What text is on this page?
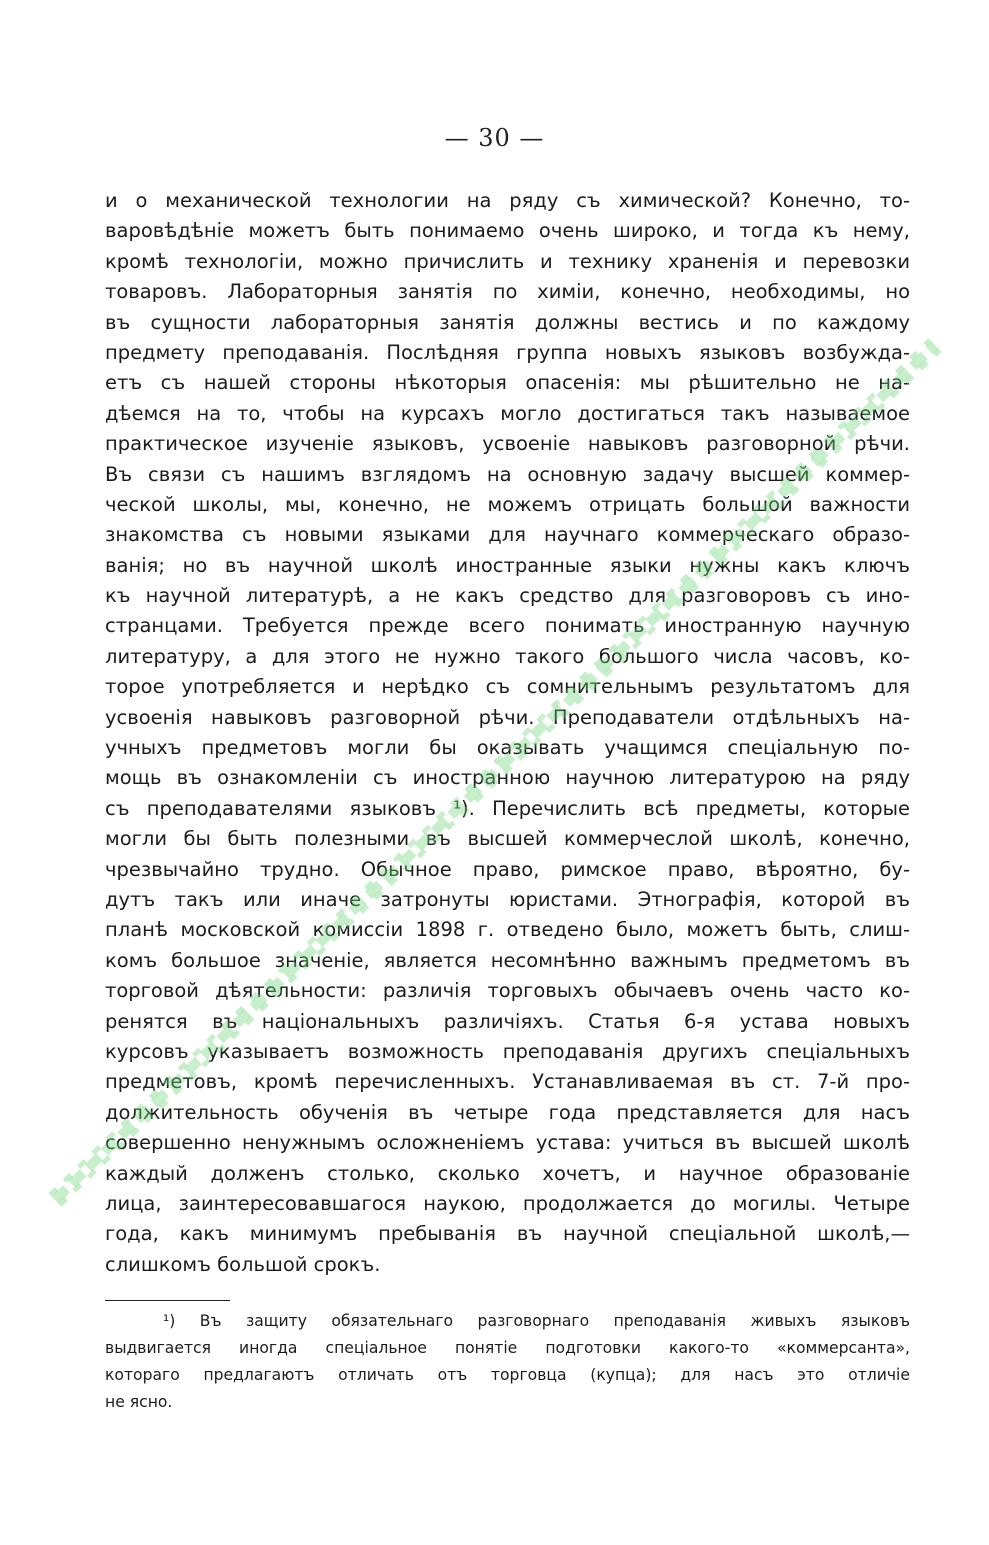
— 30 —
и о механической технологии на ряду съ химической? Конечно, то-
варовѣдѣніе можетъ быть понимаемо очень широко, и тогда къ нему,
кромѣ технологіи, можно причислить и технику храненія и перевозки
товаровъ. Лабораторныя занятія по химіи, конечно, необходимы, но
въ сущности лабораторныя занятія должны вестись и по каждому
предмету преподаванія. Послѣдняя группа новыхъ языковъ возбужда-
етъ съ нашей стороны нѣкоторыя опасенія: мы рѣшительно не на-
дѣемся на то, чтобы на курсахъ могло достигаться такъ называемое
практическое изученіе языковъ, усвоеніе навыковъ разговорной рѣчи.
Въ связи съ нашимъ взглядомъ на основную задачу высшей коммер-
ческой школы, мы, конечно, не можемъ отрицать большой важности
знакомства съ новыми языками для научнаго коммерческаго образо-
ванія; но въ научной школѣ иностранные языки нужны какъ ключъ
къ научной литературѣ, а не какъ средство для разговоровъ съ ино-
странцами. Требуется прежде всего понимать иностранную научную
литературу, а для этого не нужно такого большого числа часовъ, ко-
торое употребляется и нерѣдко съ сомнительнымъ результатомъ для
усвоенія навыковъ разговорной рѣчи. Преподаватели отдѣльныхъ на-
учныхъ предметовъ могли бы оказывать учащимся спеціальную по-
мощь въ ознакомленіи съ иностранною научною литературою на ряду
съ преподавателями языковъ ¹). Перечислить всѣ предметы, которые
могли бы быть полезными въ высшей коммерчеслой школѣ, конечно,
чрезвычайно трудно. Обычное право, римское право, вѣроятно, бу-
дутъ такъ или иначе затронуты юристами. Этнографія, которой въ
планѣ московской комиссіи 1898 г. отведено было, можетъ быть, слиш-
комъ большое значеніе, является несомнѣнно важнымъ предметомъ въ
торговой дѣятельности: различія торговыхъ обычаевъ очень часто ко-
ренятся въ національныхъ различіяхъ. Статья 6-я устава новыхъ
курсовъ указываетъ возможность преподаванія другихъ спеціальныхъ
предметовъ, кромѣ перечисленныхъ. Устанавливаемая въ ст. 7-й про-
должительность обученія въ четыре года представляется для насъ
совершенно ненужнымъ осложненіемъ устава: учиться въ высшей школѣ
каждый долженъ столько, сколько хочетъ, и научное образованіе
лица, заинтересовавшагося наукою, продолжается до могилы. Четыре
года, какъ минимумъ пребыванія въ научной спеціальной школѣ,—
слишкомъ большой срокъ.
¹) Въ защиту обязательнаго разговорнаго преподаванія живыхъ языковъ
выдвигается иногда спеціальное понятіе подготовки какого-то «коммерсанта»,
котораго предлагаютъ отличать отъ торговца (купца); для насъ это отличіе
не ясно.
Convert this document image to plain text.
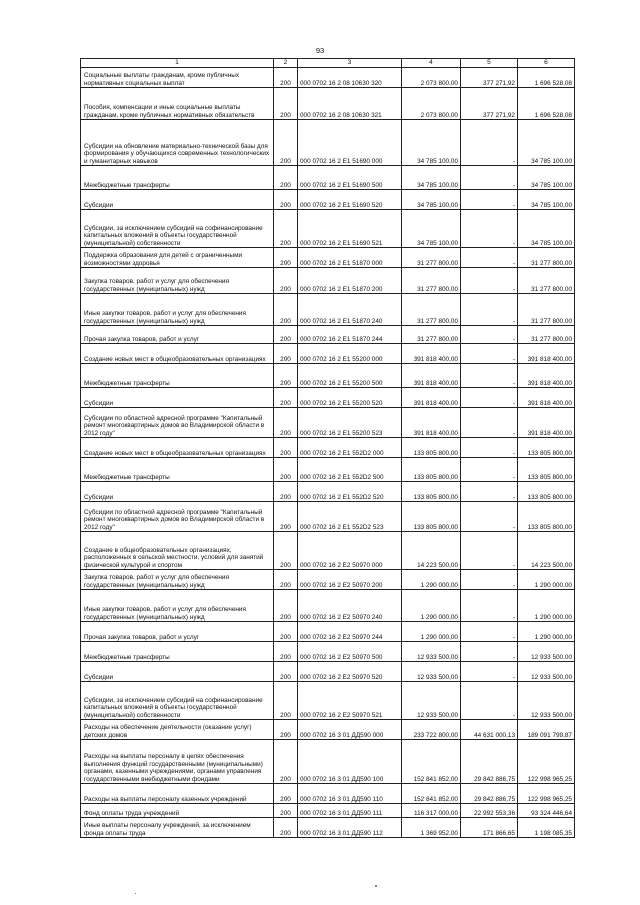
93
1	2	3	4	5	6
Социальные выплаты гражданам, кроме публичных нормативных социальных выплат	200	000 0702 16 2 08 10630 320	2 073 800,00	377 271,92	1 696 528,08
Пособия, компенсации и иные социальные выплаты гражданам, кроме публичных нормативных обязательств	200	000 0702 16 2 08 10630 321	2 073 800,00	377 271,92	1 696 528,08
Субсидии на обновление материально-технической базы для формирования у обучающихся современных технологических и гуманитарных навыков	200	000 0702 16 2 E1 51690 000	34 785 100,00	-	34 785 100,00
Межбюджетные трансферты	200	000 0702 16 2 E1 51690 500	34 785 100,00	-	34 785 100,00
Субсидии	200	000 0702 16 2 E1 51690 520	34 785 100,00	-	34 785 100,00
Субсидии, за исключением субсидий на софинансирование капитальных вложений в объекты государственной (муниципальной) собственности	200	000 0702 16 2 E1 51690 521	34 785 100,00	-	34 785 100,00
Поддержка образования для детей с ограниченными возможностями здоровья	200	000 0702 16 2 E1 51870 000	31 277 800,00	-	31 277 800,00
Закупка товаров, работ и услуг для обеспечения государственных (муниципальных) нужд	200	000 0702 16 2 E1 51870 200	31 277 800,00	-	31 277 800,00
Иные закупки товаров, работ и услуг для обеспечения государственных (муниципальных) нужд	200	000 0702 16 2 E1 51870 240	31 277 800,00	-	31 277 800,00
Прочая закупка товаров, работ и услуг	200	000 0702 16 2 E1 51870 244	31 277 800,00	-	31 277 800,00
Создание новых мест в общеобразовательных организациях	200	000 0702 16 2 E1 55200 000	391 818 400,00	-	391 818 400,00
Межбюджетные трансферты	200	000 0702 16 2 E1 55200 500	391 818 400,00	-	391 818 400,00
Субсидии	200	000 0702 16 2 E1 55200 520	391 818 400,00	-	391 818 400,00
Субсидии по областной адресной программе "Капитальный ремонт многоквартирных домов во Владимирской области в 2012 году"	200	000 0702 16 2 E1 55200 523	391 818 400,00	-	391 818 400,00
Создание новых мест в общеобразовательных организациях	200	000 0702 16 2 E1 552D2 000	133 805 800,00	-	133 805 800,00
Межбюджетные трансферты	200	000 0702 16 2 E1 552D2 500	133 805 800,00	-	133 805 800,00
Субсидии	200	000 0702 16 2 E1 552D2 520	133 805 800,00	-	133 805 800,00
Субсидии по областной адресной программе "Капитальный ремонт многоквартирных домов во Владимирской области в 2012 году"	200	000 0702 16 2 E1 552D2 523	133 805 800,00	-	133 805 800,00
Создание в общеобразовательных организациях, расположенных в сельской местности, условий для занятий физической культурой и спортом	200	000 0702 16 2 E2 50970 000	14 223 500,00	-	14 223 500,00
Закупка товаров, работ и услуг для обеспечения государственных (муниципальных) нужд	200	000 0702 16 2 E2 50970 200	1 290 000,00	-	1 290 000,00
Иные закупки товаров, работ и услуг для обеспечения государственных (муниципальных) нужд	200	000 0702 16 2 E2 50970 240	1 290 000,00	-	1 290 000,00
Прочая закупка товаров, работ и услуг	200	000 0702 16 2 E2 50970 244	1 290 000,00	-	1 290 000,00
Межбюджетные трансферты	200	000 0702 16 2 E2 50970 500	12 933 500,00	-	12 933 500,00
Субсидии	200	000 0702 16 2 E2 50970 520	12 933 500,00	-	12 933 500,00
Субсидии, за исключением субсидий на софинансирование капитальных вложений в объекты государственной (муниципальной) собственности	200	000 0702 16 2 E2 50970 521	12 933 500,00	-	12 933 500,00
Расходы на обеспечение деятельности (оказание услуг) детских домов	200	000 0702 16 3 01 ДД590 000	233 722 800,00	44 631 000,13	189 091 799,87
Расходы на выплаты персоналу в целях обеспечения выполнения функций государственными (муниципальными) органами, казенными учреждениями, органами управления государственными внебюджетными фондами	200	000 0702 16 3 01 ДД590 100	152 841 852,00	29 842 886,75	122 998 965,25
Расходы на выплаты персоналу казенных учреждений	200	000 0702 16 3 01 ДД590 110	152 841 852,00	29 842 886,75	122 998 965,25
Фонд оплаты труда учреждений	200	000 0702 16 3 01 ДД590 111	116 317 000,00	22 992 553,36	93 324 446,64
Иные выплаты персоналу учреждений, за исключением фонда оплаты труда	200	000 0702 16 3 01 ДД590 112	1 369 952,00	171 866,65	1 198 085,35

────────

EXERCISE TASK.
Print out every entry above without changing a word, and leave out the pictures.

SOLVED EXERCISE.
What text is on this page?
— 30 —
и о механической технологии на ряду съ химической? Конечно, то-
варовѣдѣніе можетъ быть понимаемо очень широко, и тогда къ нему,
кромѣ технологіи, можно причислить и технику храненія и перевозки
товаровъ. Лабораторныя занятія по химіи, конечно, необходимы, но
въ сущности лабораторныя занятія должны вестись и по каждому
предмету преподаванія. Послѣдняя группа новыхъ языковъ возбужда-
етъ съ нашей стороны нѣкоторыя опасенія: мы рѣшительно не на-
дѣемся на то, чтобы на курсахъ могло достигаться такъ называемое
практическое изученіе языковъ, усвоеніе навыковъ разговорной рѣчи.
Въ связи съ нашимъ взглядомъ на основную задачу высшей коммер-
ческой школы, мы, конечно, не можемъ отрицать большой важности
знакомства съ новыми языками для научнаго коммерческаго образо-
ванія; но въ научной школѣ иностранные языки нужны какъ ключъ
къ научной литературѣ, а не какъ средство для разговоровъ съ ино-
странцами. Требуется прежде всего понимать иностранную научную
литературу, а для этого не нужно такого большого числа часовъ, ко-
торое употребляется и нерѣдко съ сомнительнымъ результатомъ для
усвоенія навыковъ разговорной рѣчи. Преподаватели отдѣльныхъ на-
учныхъ предметовъ могли бы оказывать учащимся спеціальную по-
мощь въ ознакомленіи съ иностранною научною литературою на ряду
съ преподавателями языковъ ¹). Перечислить всѣ предметы, которые
могли бы быть полезными въ высшей коммерчеслой школѣ, конечно,
чрезвычайно трудно. Обычное право, римское право, вѣроятно, бу-
дутъ такъ или иначе затронуты юристами. Этнографія, которой въ
планѣ московской комиссіи 1898 г. отведено было, можетъ быть, слиш-
комъ большое значеніе, является несомнѣнно важнымъ предметомъ въ
торговой дѣятельности: различія торговыхъ обычаевъ очень часто ко-
ренятся въ національныхъ различіяхъ. Статья 6-я устава новыхъ
курсовъ указываетъ возможность преподаванія другихъ спеціальныхъ
предметовъ, кромѣ перечисленныхъ. Устанавливаемая въ ст. 7-й про-
должительность обученія въ четыре года представляется для насъ
совершенно ненужнымъ осложненіемъ устава: учиться въ высшей школѣ
каждый долженъ столько, сколько хочетъ, и научное образованіе
лица, заинтересовавшагося наукою, продолжается до могилы. Четыре
года, какъ минимумъ пребыванія въ научной спеціальной школѣ,—
слишкомъ большой срокъ.
¹) Въ защиту обязательнаго разговорнаго преподаванія живыхъ языковъ
выдвигается иногда спеціальное понятіе подготовки какого-то «коммерсанта»,
котораго предлагаютъ отличать отъ торговца (купца); для насъ это отличіе
не ясно.
Convert this document image to plain text.
93
1	2	3	4	5	6
Социальные выплаты гражданам, кроме публичных нормативных социальных выплат	200	000 0702 16 2 08 10630 320	2 073 800,00	377 271,92	1 696 528,08
Пособия, компенсации и иные социальные выплаты гражданам, кроме публичных нормативных обязательств	200	000 0702 16 2 08 10630 321	2 073 800,00	377 271,92	1 696 528,08
Субсидии на обновление материально-технической базы для формирования у обучающихся современных технологических и гуманитарных навыков	200	000 0702 16 2 E1 51690 000	34 785 100,00	-	34 785 100,00
Межбюджетные трансферты	200	000 0702 16 2 E1 51690 500	34 785 100,00	-	34 785 100,00
Субсидии	200	000 0702 16 2 E1 51690 520	34 785 100,00	-	34 785 100,00
Субсидии, за исключением субсидий на софинансирование капитальных вложений в объекты государственной (муниципальной) собственности	200	000 0702 16 2 E1 51690 521	34 785 100,00	-	34 785 100,00
Поддержка образования для детей с ограниченными возможностями здоровья	200	000 0702 16 2 E1 51870 000	31 277 800,00	-	31 277 800,00
Закупка товаров, работ и услуг для обеспечения государственных (муниципальных) нужд	200	000 0702 16 2 E1 51870 200	31 277 800,00	-	31 277 800,00
Иные закупки товаров, работ и услуг для обеспечения государственных (муниципальных) нужд	200	000 0702 16 2 E1 51870 240	31 277 800,00	-	31 277 800,00
Прочая закупка товаров, работ и услуг	200	000 0702 16 2 E1 51870 244	31 277 800,00	-	31 277 800,00
Создание новых мест в общеобразовательных организациях	200	000 0702 16 2 E1 55200 000	391 818 400,00	-	391 818 400,00
Межбюджетные трансферты	200	000 0702 16 2 E1 55200 500	391 818 400,00	-	391 818 400,00
Субсидии	200	000 0702 16 2 E1 55200 520	391 818 400,00	-	391 818 400,00
Субсидии по областной адресной программе "Капитальный ремонт многоквартирных домов во Владимирской области в 2012 году"	200	000 0702 16 2 E1 55200 523	391 818 400,00	-	391 818 400,00
Создание новых мест в общеобразовательных организациях	200	000 0702 16 2 E1 552D2 000	133 805 800,00	-	133 805 800,00
Межбюджетные трансферты	200	000 0702 16 2 E1 552D2 500	133 805 800,00	-	133 805 800,00
Субсидии	200	000 0702 16 2 E1 552D2 520	133 805 800,00	-	133 805 800,00
Субсидии по областной адресной программе "Капитальный ремонт многоквартирных домов во Владимирской области в 2012 году"	200	000 0702 16 2 E1 552D2 523	133 805 800,00	-	133 805 800,00
Создание в общеобразовательных организациях, расположенных в сельской местности, условий для занятий физической культурой и спортом	200	000 0702 16 2 E2 50970 000	14 223 500,00	-	14 223 500,00
Закупка товаров, работ и услуг для обеспечения государственных (муниципальных) нужд	200	000 0702 16 2 E2 50970 200	1 290 000,00	-	1 290 000,00
Иные закупки товаров, работ и услуг для обеспечения государственных (муниципальных) нужд	200	000 0702 16 2 E2 50970 240	1 290 000,00	-	1 290 000,00
Прочая закупка товаров, работ и услуг	200	000 0702 16 2 E2 50970 244	1 290 000,00	-	1 290 000,00
Межбюджетные трансферты	200	000 0702 16 2 E2 50970 500	12 933 500,00	-	12 933 500,00
Субсидии	200	000 0702 16 2 E2 50970 520	12 933 500,00	-	12 933 500,00
Субсидии, за исключением субсидий на софинансирование капитальных вложений в объекты государственной (муниципальной) собственности	200	000 0702 16 2 E2 50970 521	12 933 500,00	-	12 933 500,00
Расходы на обеспечение деятельности (оказание услуг) детских домов	200	000 0702 16 3 01 ДД590 000	233 722 800,00	44 631 000,13	189 091 799,87
Расходы на выплаты персоналу в целях обеспечения выполнения функций государственными (муниципальными) органами, казенными учреждениями, органами управления государственными внебюджетными фондами	200	000 0702 16 3 01 ДД590 100	152 841 852,00	29 842 886,75	122 998 965,25
Расходы на выплаты персоналу казенных учреждений	200	000 0702 16 3 01 ДД590 110	152 841 852,00	29 842 886,75	122 998 965,25
Фонд оплаты труда учреждений	200	000 0702 16 3 01 ДД590 111	116 317 000,00	22 992 553,36	93 324 446,64
Иные выплаты персоналу учреждений, за исключением фонда оплаты труда	200	000 0702 16 3 01 ДД590 112	1 369 952,00	171 866,65	1 198 085,35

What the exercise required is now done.